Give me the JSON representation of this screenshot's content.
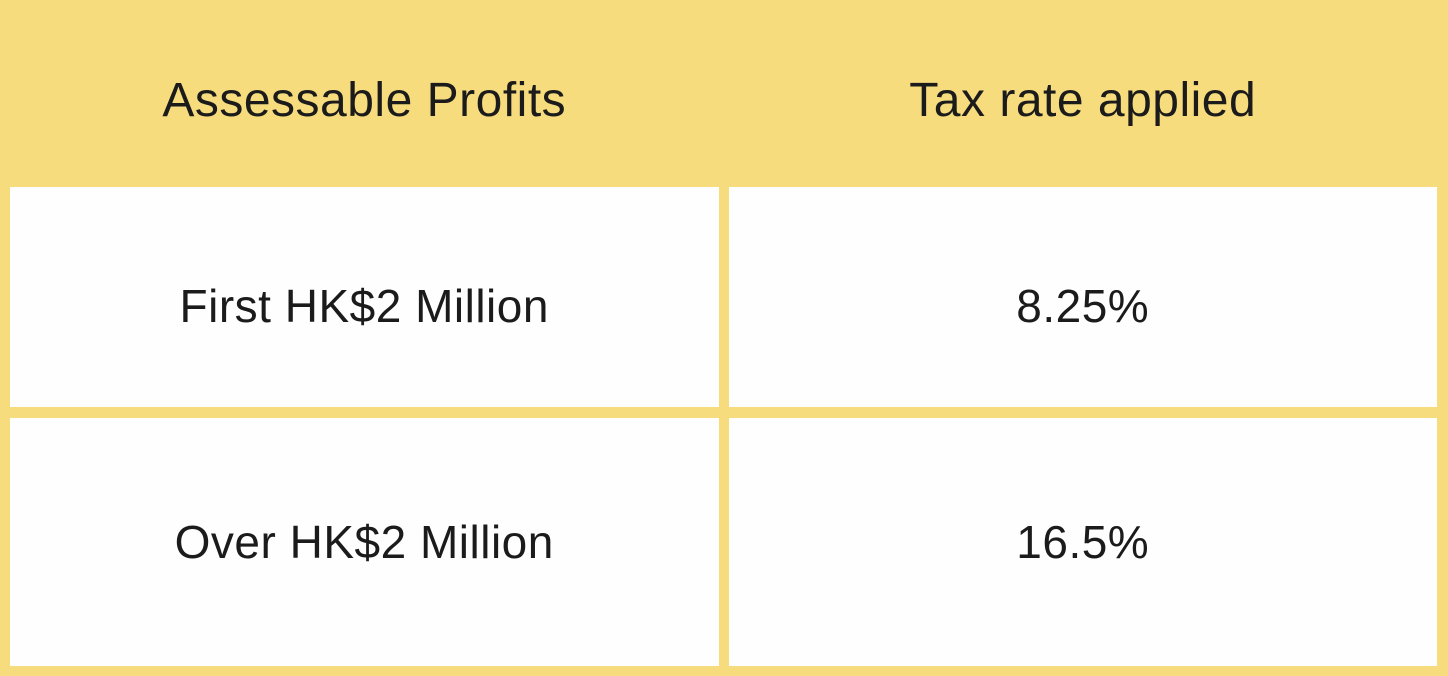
{
  "theme": {
    "frame_yellow": "#F7DC7E",
    "cell_white": "#FEFEFE",
    "text_color": "#1B1B1B"
  },
  "table": {
    "headers": [
      {
        "label": "Assessable Profits"
      },
      {
        "label": "Tax rate applied"
      }
    ],
    "rows": [
      {
        "profits": "First HK$2 Million",
        "rate": "8.25%"
      },
      {
        "profits": "Over HK$2 Million",
        "rate": "16.5%"
      }
    ]
  },
  "chart_data": {
    "type": "table",
    "columns": [
      "Assessable Profits",
      "Tax rate applied"
    ],
    "rows": [
      [
        "First HK$2 Million",
        "8.25%"
      ],
      [
        "Over HK$2 Million",
        "16.5%"
      ]
    ],
    "title": "",
    "notes": "Two-tier profits tax rate table: 8.25% on first HK$2 million of assessable profits, 16.5% on assessable profits over HK$2 million."
  }
}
——
Task directions:
Leaving the pictures aside, transcribe the entire listing exactly.

Solution below:
Give me the JSON representation of this screenshot's content.
{
  "theme": {
    "frame_yellow": "#F7DC7E",
    "cell_white": "#FEFEFE",
    "text_color": "#1B1B1B"
  },
  "table": {
    "headers": [
      {
        "label": "Assessable Profits"
      },
      {
        "label": "Tax rate applied"
      }
    ],
    "rows": [
      {
        "profits": "First HK$2 Million",
        "rate": "8.25%"
      },
      {
        "profits": "Over HK$2 Million",
        "rate": "16.5%"
      }
    ]
  },
  "chart_data": {
    "type": "table",
    "columns": [
      "Assessable Profits",
      "Tax rate applied"
    ],
    "rows": [
      [
        "First HK$2 Million",
        "8.25%"
      ],
      [
        "Over HK$2 Million",
        "16.5%"
      ]
    ],
    "title": "",
    "notes": "Two-tier profits tax rate table: 8.25% on first HK$2 million of assessable profits, 16.5% on assessable profits over HK$2 million."
  }
}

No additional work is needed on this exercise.